> _GIVEN TASK_
Your task is to repeat all of the data exactly while excluding the pictures.

> _RECORDS PROVIDED_
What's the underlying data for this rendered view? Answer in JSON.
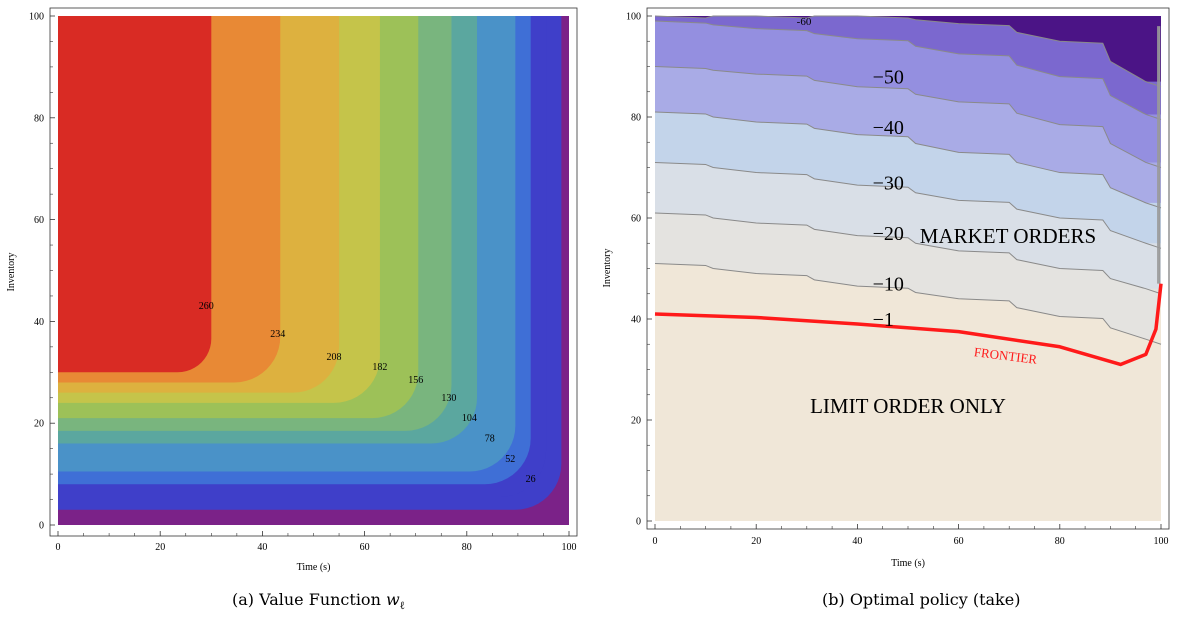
{
  "chart_data": [
    {
      "type": "heatmap",
      "title": "",
      "xlabel": "Time (s)",
      "ylabel": "Inventory",
      "xlim": [
        0,
        100
      ],
      "ylim": [
        0,
        100
      ],
      "xticks": [
        "0",
        "20",
        "40",
        "60",
        "80",
        "100"
      ],
      "yticks": [
        "0",
        "20",
        "40",
        "60",
        "80",
        "100"
      ],
      "grid": false,
      "contour_levels": [
        26,
        52,
        78,
        104,
        130,
        156,
        182,
        208,
        234,
        260
      ],
      "contour_labels": [
        {
          "text": "260",
          "x": 29,
          "y": 43
        },
        {
          "text": "234",
          "x": 43,
          "y": 37.5
        },
        {
          "text": "208",
          "x": 54,
          "y": 33
        },
        {
          "text": "182",
          "x": 63,
          "y": 31
        },
        {
          "text": "156",
          "x": 70,
          "y": 28.5
        },
        {
          "text": "130",
          "x": 76.5,
          "y": 25
        },
        {
          "text": "104",
          "x": 80.5,
          "y": 21
        },
        {
          "text": "78",
          "x": 84.5,
          "y": 17
        },
        {
          "text": "52",
          "x": 88.5,
          "y": 13
        },
        {
          "text": "26",
          "x": 92.5,
          "y": 9
        }
      ],
      "region_colors": [
        "#7b2288",
        "#3f3fc9",
        "#3f6fd6",
        "#4a92c8",
        "#5ba79f",
        "#79b57e",
        "#9dc158",
        "#c5c44a",
        "#ddb13f",
        "#e88935",
        "#d92b24"
      ],
      "caption_prefix": "(a) Value Function ",
      "caption_symbol": "w",
      "caption_sub": "ℓ"
    },
    {
      "type": "heatmap",
      "title": "",
      "xlabel": "Time (s)",
      "ylabel": "Inventory",
      "xlim": [
        0,
        100
      ],
      "ylim": [
        0,
        100
      ],
      "xticks": [
        "0",
        "20",
        "40",
        "60",
        "80",
        "100"
      ],
      "yticks": [
        "0",
        "20",
        "40",
        "60",
        "80",
        "100"
      ],
      "grid": false,
      "contour_labels": [
        {
          "text": "-60",
          "x": 28,
          "y": 99
        },
        {
          "text": "−50",
          "x": 43,
          "y": 88
        },
        {
          "text": "−40",
          "x": 43,
          "y": 78
        },
        {
          "text": "−30",
          "x": 43,
          "y": 67
        },
        {
          "text": "−20",
          "x": 43,
          "y": 57
        },
        {
          "text": "−10",
          "x": 43,
          "y": 47
        },
        {
          "text": "−1",
          "x": 43,
          "y": 40
        }
      ],
      "frontier": {
        "label": "FRONTIER",
        "x": [
          0,
          20,
          40,
          60,
          80,
          92,
          97,
          99,
          100
        ],
        "y": [
          41,
          40.3,
          39,
          37.5,
          34.5,
          31,
          33,
          38,
          47
        ]
      },
      "region_labels": [
        "MARKET ORDERS",
        "LIMIT ORDER ONLY"
      ],
      "region_colors": [
        "#4b1486",
        "#7b68cf",
        "#948fe0",
        "#a9abe6",
        "#c3d4ea",
        "#d9dfe7",
        "#e4e3e0",
        "#f0e7d8"
      ],
      "caption": "(b) Optimal policy (take)"
    }
  ]
}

> _WRITTEN ANSWER_
What's the underlying data for this rendered view? Answer in JSON.
{
  "chart_data": [
    {
      "type": "heatmap",
      "title": "",
      "xlabel": "Time (s)",
      "ylabel": "Inventory",
      "xlim": [
        0,
        100
      ],
      "ylim": [
        0,
        100
      ],
      "xticks": [
        "0",
        "20",
        "40",
        "60",
        "80",
        "100"
      ],
      "yticks": [
        "0",
        "20",
        "40",
        "60",
        "80",
        "100"
      ],
      "grid": false,
      "contour_levels": [
        26,
        52,
        78,
        104,
        130,
        156,
        182,
        208,
        234,
        260
      ],
      "contour_labels": [
        {
          "text": "260",
          "x": 29,
          "y": 43
        },
        {
          "text": "234",
          "x": 43,
          "y": 37.5
        },
        {
          "text": "208",
          "x": 54,
          "y": 33
        },
        {
          "text": "182",
          "x": 63,
          "y": 31
        },
        {
          "text": "156",
          "x": 70,
          "y": 28.5
        },
        {
          "text": "130",
          "x": 76.5,
          "y": 25
        },
        {
          "text": "104",
          "x": 80.5,
          "y": 21
        },
        {
          "text": "78",
          "x": 84.5,
          "y": 17
        },
        {
          "text": "52",
          "x": 88.5,
          "y": 13
        },
        {
          "text": "26",
          "x": 92.5,
          "y": 9
        }
      ],
      "region_colors": [
        "#7b2288",
        "#3f3fc9",
        "#3f6fd6",
        "#4a92c8",
        "#5ba79f",
        "#79b57e",
        "#9dc158",
        "#c5c44a",
        "#ddb13f",
        "#e88935",
        "#d92b24"
      ],
      "caption_prefix": "(a) Value Function ",
      "caption_symbol": "w",
      "caption_sub": "ℓ"
    },
    {
      "type": "heatmap",
      "title": "",
      "xlabel": "Time (s)",
      "ylabel": "Inventory",
      "xlim": [
        0,
        100
      ],
      "ylim": [
        0,
        100
      ],
      "xticks": [
        "0",
        "20",
        "40",
        "60",
        "80",
        "100"
      ],
      "yticks": [
        "0",
        "20",
        "40",
        "60",
        "80",
        "100"
      ],
      "grid": false,
      "contour_labels": [
        {
          "text": "-60",
          "x": 28,
          "y": 99
        },
        {
          "text": "−50",
          "x": 43,
          "y": 88
        },
        {
          "text": "−40",
          "x": 43,
          "y": 78
        },
        {
          "text": "−30",
          "x": 43,
          "y": 67
        },
        {
          "text": "−20",
          "x": 43,
          "y": 57
        },
        {
          "text": "−10",
          "x": 43,
          "y": 47
        },
        {
          "text": "−1",
          "x": 43,
          "y": 40
        }
      ],
      "frontier": {
        "label": "FRONTIER",
        "x": [
          0,
          20,
          40,
          60,
          80,
          92,
          97,
          99,
          100
        ],
        "y": [
          41,
          40.3,
          39,
          37.5,
          34.5,
          31,
          33,
          38,
          47
        ]
      },
      "region_labels": [
        "MARKET ORDERS",
        "LIMIT ORDER ONLY"
      ],
      "region_colors": [
        "#4b1486",
        "#7b68cf",
        "#948fe0",
        "#a9abe6",
        "#c3d4ea",
        "#d9dfe7",
        "#e4e3e0",
        "#f0e7d8"
      ],
      "caption": "(b) Optimal policy (take)"
    }
  ]
}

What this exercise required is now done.